/---

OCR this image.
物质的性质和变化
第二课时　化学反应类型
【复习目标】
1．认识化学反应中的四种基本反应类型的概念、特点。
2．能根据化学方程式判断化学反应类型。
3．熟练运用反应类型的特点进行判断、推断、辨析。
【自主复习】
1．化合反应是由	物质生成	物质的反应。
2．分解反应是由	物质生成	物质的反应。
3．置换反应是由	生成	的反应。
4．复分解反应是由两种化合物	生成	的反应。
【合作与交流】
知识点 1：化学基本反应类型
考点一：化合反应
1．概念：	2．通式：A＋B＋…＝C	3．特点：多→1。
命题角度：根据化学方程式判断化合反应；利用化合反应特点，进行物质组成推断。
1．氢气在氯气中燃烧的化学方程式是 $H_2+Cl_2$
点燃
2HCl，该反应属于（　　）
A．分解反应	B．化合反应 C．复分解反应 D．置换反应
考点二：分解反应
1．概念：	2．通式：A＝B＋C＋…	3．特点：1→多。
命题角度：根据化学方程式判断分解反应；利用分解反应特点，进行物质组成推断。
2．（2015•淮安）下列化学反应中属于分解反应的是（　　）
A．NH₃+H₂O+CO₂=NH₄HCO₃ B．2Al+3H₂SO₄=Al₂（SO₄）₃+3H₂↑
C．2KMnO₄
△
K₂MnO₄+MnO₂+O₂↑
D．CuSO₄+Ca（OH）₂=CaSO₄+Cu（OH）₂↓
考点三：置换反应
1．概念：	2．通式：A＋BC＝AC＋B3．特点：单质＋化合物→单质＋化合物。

\---

Output each record exactly, leaving nothing out.

OCR this image.
物质的性质和变化
第二课时　化学反应类型
【复习目标】
1．认识化学反应中的四种基本反应类型的概念、特点。
2．能根据化学方程式判断化学反应类型。
3．熟练运用反应类型的特点进行判断、推断、辨析。
【自主复习】
1．化合反应是由	物质生成	物质的反应。
2．分解反应是由	物质生成	物质的反应。
3．置换反应是由	生成	的反应。
4．复分解反应是由两种化合物	生成	的反应。
【合作与交流】
知识点 1：化学基本反应类型
考点一：化合反应
1．概念：	2．通式：A＋B＋…＝C	3．特点：多→1。
命题角度：根据化学方程式判断化合反应；利用化合反应特点，进行物质组成推断。
1．氢气在氯气中燃烧的化学方程式是 $H_2+Cl_2$
点燃
2HCl，该反应属于（　　）
A．分解反应	B．化合反应 C．复分解反应 D．置换反应
考点二：分解反应
1．概念：	2．通式：A＝B＋C＋…	3．特点：1→多。
命题角度：根据化学方程式判断分解反应；利用分解反应特点，进行物质组成推断。
2．（2015•淮安）下列化学反应中属于分解反应的是（　　）
A．NH₃+H₂O+CO₂=NH₄HCO₃ B．2Al+3H₂SO₄=Al₂（SO₄）₃+3H₂↑
C．2KMnO₄
△
K₂MnO₄+MnO₂+O₂↑
D．CuSO₄+Ca（OH）₂=CaSO₄+Cu（OH）₂↓
考点三：置换反应
1．概念：	2．通式：A＋BC＝AC＋B3．特点：单质＋化合物→单质＋化合物。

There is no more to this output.